2008-03-07 Thread Mihai Tanasescu

Joerg Bruehe wrote:

Hi Mihai, all !


Mihai Tanasescu wrote:

Hello all,


I have a quite silly question I guess but it's been bugging me up 
recently.



A client has just acquired a SAN for his servers.
Between these servers he also has 2 mysql ones.

What would happen if I were to define a single shared disk on the SAN
and I place both Mysqls to work in the same directory on the SAN ?


If you do just this:
You would be asking for trouble - and you would get it.

(Assuming your operating systems can handle this - an operating system 
managing a file system, space allocation etc, has similar issues as a 
DBMS managing its data.)


What would be the purpose of such a setup ?
The MySQL way to use multiple machines is scale out, which means you 
split your data across the servers (typically by application), or 
replication (master/slave setup).





[[...]]

Please explain if you had a similar curiosity in the past or
experimented (either with SAN, NFS, Group Filesystem, etc and same
installation/working directory for several Mysql instances)


The key to database performance is caching:
You want to reduce disk accesses, and would like to never wait for 
them (read ahead into cache, write behind).
This goal is limited by your needs for stable storage (committed 
transactions must be logged, so that they can be reconstructed) if you 
use a transaction-oriented handler, but it is still a goal.

********

**WHAT IS EXPECTED**
Repeat the part of the thread that begins at the words "A client has" and stops after "on the SAN ?", swapping "SAN" for "storage array". The listing that comes next is drawn from a separate source.

**EXTRACTED DATA**
********

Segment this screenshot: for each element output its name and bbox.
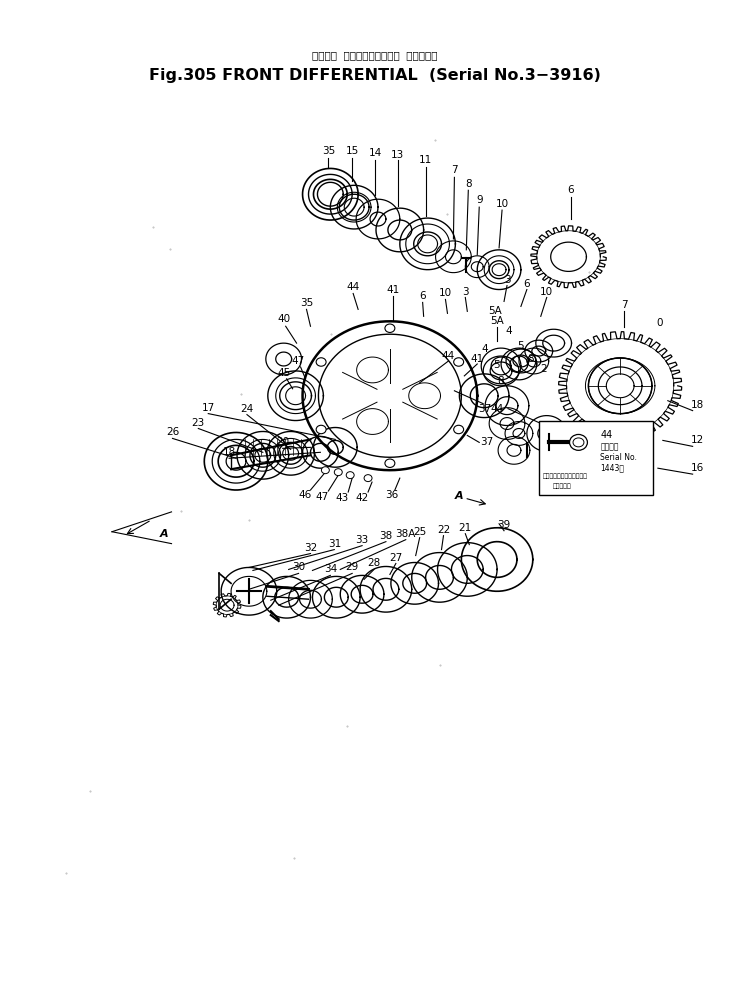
Text: 6: 6 (419, 292, 426, 302)
Text: 18: 18 (691, 400, 704, 409)
Text: 27: 27 (389, 553, 403, 563)
Text: 5: 5 (493, 360, 500, 370)
Text: 47: 47 (291, 356, 304, 366)
Text: 30: 30 (292, 563, 305, 573)
Text: 39: 39 (497, 520, 511, 530)
Text: 45: 45 (277, 368, 290, 378)
Ellipse shape (454, 425, 464, 434)
Ellipse shape (573, 438, 584, 447)
Text: 25: 25 (413, 527, 426, 537)
Text: 2: 2 (541, 364, 547, 374)
Text: 全数に適用: 全数に適用 (553, 483, 572, 489)
Text: 1443〜: 1443〜 (600, 463, 624, 472)
Text: 20: 20 (276, 437, 290, 447)
Text: 8: 8 (498, 376, 504, 386)
Text: 41: 41 (470, 354, 484, 364)
Text: 10: 10 (540, 287, 554, 297)
Ellipse shape (334, 469, 342, 476)
Text: 29: 29 (346, 563, 358, 573)
Text: 9: 9 (476, 195, 482, 205)
Text: 13: 13 (392, 149, 404, 159)
Text: 0: 0 (656, 318, 663, 328)
Text: デフキャリアダクセルボル: デフキャリアダクセルボル (543, 473, 588, 479)
Text: 46: 46 (299, 490, 312, 500)
Text: 6: 6 (567, 185, 574, 195)
Text: 8: 8 (527, 354, 534, 364)
Text: 5A: 5A (488, 307, 502, 316)
Text: 7: 7 (451, 165, 458, 175)
Text: 12: 12 (691, 435, 704, 445)
Text: 44: 44 (490, 404, 504, 413)
Text: 8: 8 (465, 179, 472, 189)
Text: 42: 42 (356, 493, 369, 503)
Text: 43: 43 (335, 493, 349, 503)
Text: 3: 3 (504, 275, 510, 285)
Text: フロント  ディファレンシャル  （適用号機: フロント ディファレンシャル （適用号機 (312, 50, 438, 60)
Text: 5A: 5A (490, 316, 504, 326)
Text: 3: 3 (462, 287, 469, 297)
Text: 21: 21 (459, 523, 472, 533)
Ellipse shape (316, 425, 326, 434)
Text: 23: 23 (192, 417, 205, 427)
Bar (538, 420, 653, 495)
Text: A: A (159, 529, 168, 539)
Text: 16: 16 (691, 463, 704, 473)
Ellipse shape (454, 358, 464, 366)
Text: 17: 17 (202, 403, 214, 412)
Text: 5: 5 (518, 341, 524, 351)
Text: 44: 44 (346, 282, 360, 292)
Text: 14: 14 (368, 147, 382, 157)
Text: 38A: 38A (395, 529, 416, 539)
Text: A: A (455, 491, 464, 501)
Text: 31: 31 (328, 539, 341, 549)
Ellipse shape (322, 467, 329, 474)
Text: 10: 10 (439, 289, 452, 299)
Ellipse shape (364, 475, 372, 482)
Text: 35: 35 (300, 299, 313, 309)
Text: 15: 15 (346, 145, 358, 155)
Ellipse shape (316, 358, 326, 366)
Text: 26: 26 (166, 427, 179, 437)
Text: Fig.305 FRONT DIFFERENTIAL  (Serial No.3−3916): Fig.305 FRONT DIFFERENTIAL (Serial No.3−… (149, 67, 601, 83)
Text: 11: 11 (419, 155, 432, 165)
Text: Serial No.: Serial No. (600, 453, 638, 462)
Text: 35: 35 (322, 145, 335, 155)
Text: 41: 41 (386, 285, 400, 295)
Text: 10: 10 (496, 199, 508, 209)
Text: 38: 38 (380, 531, 392, 541)
Text: 適用号機: 適用号機 (600, 442, 619, 451)
Text: 22: 22 (436, 525, 450, 535)
Text: 24: 24 (240, 404, 254, 413)
Text: 37: 37 (481, 437, 494, 447)
Ellipse shape (385, 459, 394, 468)
Text: 6: 6 (524, 279, 530, 289)
Ellipse shape (346, 472, 354, 479)
Text: 4: 4 (482, 344, 488, 354)
Text: 37: 37 (478, 404, 492, 413)
Text: 44: 44 (442, 351, 455, 361)
Text: 4: 4 (506, 326, 512, 336)
Text: 47: 47 (316, 492, 329, 502)
Text: 34: 34 (324, 565, 337, 575)
Text: 7: 7 (621, 301, 628, 311)
Ellipse shape (385, 324, 394, 332)
Text: 40: 40 (277, 315, 290, 324)
Ellipse shape (569, 434, 587, 450)
Text: 32: 32 (304, 543, 317, 553)
Text: 44: 44 (600, 430, 613, 440)
Text: 36: 36 (386, 490, 398, 500)
Text: 33: 33 (356, 535, 369, 545)
Text: 18: 18 (223, 447, 236, 457)
Text: 28: 28 (368, 559, 381, 569)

********

**SOLUTION TO THE EXERCISE**
A client has just acquired a storage array for his servers.
Between these servers he also has 2 mysql ones.

What would happen if I were to define a single shared disk on the storage array
and I place both Mysqls to work in the same directory on the storage array ?